====== RECORDS SUPPLIED ======

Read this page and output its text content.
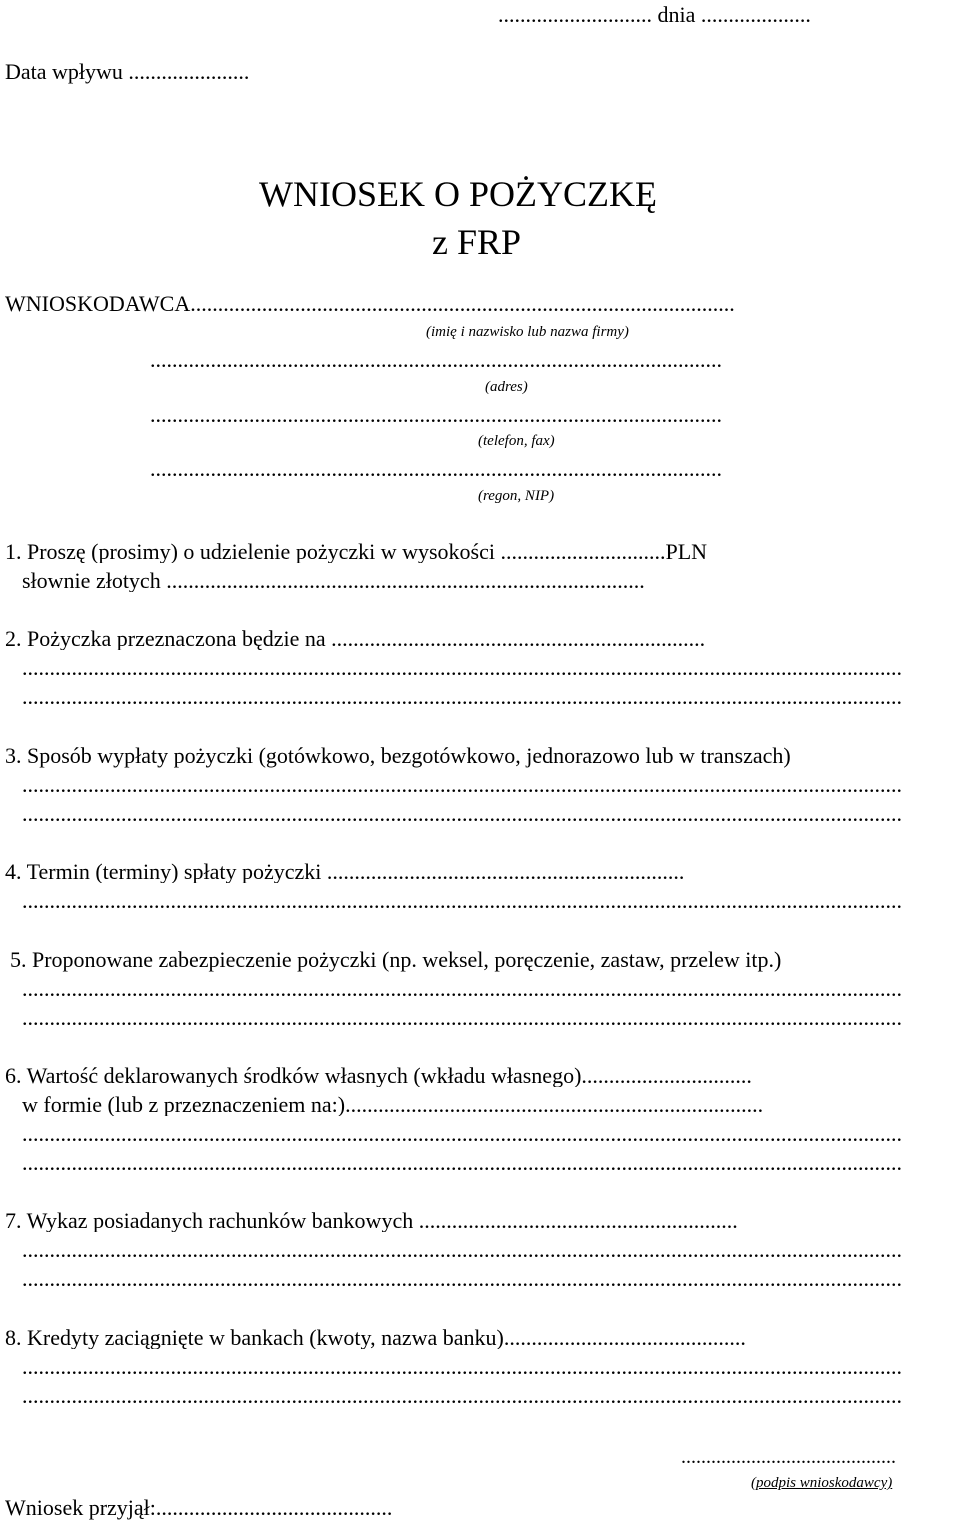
............................ dnia ....................
Data wpływu ......................
WNIOSEK O POŻYCZKĘ
z FRP
WNIOSKODAWCA...................................................................................................
(imię i nazwisko lub nazwa firmy)
........................................................................................................
(adres)
........................................................................................................
(telefon, fax)
........................................................................................................
(regon, NIP)
1. Proszę (prosimy) o udzielenie pożyczki w wysokości ..............................PLN
słownie złotych .......................................................................................
2. Pożyczka przeznaczona będzie na ....................................................................
................................................................................................................................................................
................................................................................................................................................................
3. Sposób wypłaty pożyczki (gotówkowo, bezgotówkowo, jednorazowo lub w transzach)
................................................................................................................................................................
................................................................................................................................................................
4. Termin (terminy) spłaty pożyczki .................................................................
................................................................................................................................................................
5. Proponowane zabezpieczenie pożyczki (np. weksel, poręczenie, zastaw, przelew itp.)
................................................................................................................................................................
................................................................................................................................................................
6. Wartość deklarowanych środków własnych (wkładu własnego)...............................
w formie (lub z przeznaczeniem na:)............................................................................
................................................................................................................................................................
................................................................................................................................................................
7. Wykaz posiadanych rachunków bankowych ..........................................................
................................................................................................................................................................
................................................................................................................................................................
8. Kredyty zaciągnięte w bankach (kwoty, nazwa banku)............................................
................................................................................................................................................................
................................................................................................................................................................
...........................................
(podpis wnioskodawcy)
Wniosek przyjął:...........................................
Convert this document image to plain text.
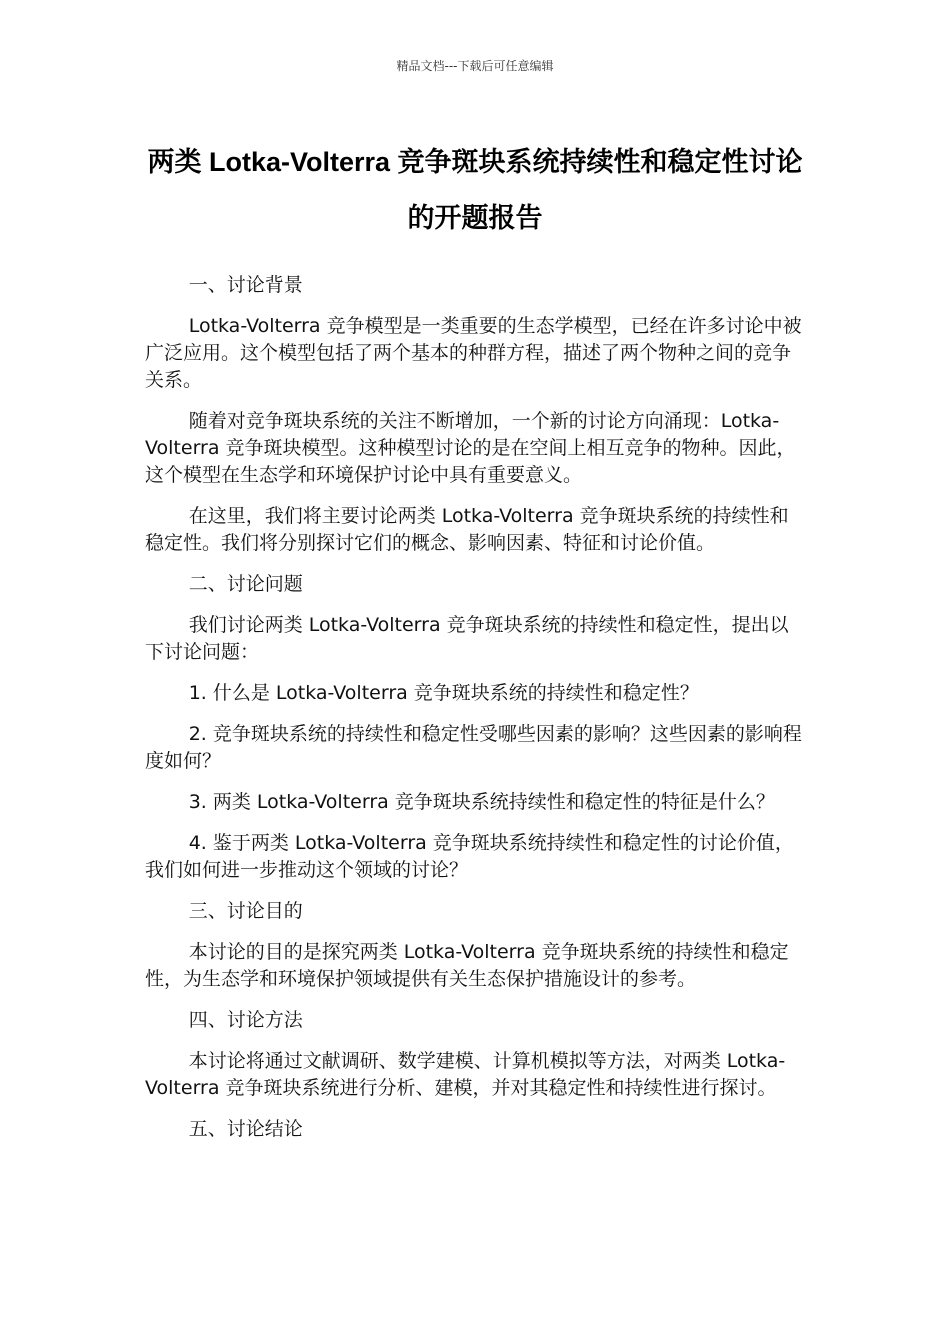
精品文档---下载后可任意编辑
两类 Lotka-Volterra 竞争斑块系统持续性和稳定性讨论的开题报告

一、讨论背景

Lotka-Volterra 竞争模型是一类重要的生态学模型，已经在许多讨论中被广泛应用。这个模型包括了两个基本的种群方程，描述了两个物种之间的竞争关系。

随着对竞争斑块系统的关注不断增加，一个新的讨论方向涌现：Lotka-Volterra 竞争斑块模型。这种模型讨论的是在空间上相互竞争的物种。因此，这个模型在生态学和环境保护讨论中具有重要意义。

在这里，我们将主要讨论两类 Lotka-Volterra 竞争斑块系统的持续性和稳定性。我们将分别探讨它们的概念、影响因素、特征和讨论价值。

二、讨论问题

我们讨论两类 Lotka-Volterra 竞争斑块系统的持续性和稳定性，提出以下讨论问题：

1. 什么是 Lotka-Volterra 竞争斑块系统的持续性和稳定性？

2. 竞争斑块系统的持续性和稳定性受哪些因素的影响？这些因素的影响程度如何？

3. 两类 Lotka-Volterra 竞争斑块系统持续性和稳定性的特征是什么？

4. 鉴于两类 Lotka-Volterra 竞争斑块系统持续性和稳定性的讨论价值，我们如何进一步推动这个领域的讨论？

三、讨论目的

本讨论的目的是探究两类 Lotka-Volterra 竞争斑块系统的持续性和稳定性，为生态学和环境保护领域提供有关生态保护措施设计的参考。

四、讨论方法

本讨论将通过文献调研、数学建模、计算机模拟等方法，对两类 Lotka-Volterra 竞争斑块系统进行分析、建模，并对其稳定性和持续性进行探讨。

五、讨论结论
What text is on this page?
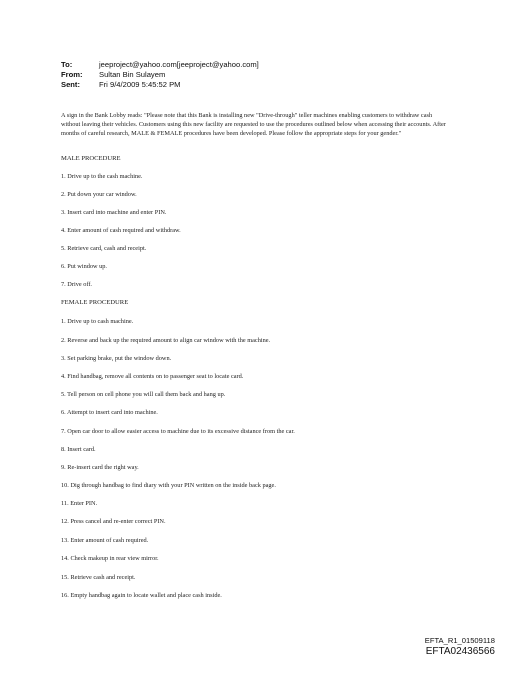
To:	jeeproject@yahoo.com[jeeproject@yahoo.com]
From:	Sultan Bin Sulayem
Sent:	Fri 9/4/2009 5:45:52 PM

A sign in the Bank Lobby reads: "Please note that this Bank is installing new "Drive-through" teller machines enabling customers to withdraw cash without leaving their vehicles. Customers using this new facility are requested to use the procedures outlined below when accessing their accounts. After months of careful research, MALE & FEMALE procedures have been developed. Please follow the appropriate steps for your gender."

MALE PROCEDURE
1. Drive up to the cash machine.
2. Put down your car window.
3. Insert card into machine and enter PIN.
4. Enter amount of cash required and withdraw.
5. Retrieve card, cash and receipt.
6. Put window up.
7. Drive off.
FEMALE PROCEDURE
1. Drive up to cash machine.
2. Reverse and back up the required amount to align car window with the machine.
3. Set parking brake, put the window down.
4. Find handbag, remove all contents on to passenger seat to locate card.
5. Tell person on cell phone you will call them back and hang up.
6. Attempt to insert card into machine.
7. Open car door to allow easier access to machine due to its excessive distance from the car.
8. Insert card.
9. Re-insert card the right way.
10. Dig through handbag to find diary with your PIN written on the inside back page.
11. Enter PIN.
12. Press cancel and re-enter correct PIN.
13. Enter amount of cash required.
14. Check makeup in rear view mirror.
15. Retrieve cash and receipt.
16. Empty handbag again to locate wallet and place cash inside.
EFTA_R1_01509118
EFTA02436566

======

* TASK GOAL: Filter out every line that lacks the word "back", and copy the rest.

* REPLY TO THE TASK:
2. Reverse and back up the required amount to align car window with the machine.
5. Tell person on cell phone you will call them back and hang up.
10. Dig through handbag to find diary with your PIN written on the inside back page.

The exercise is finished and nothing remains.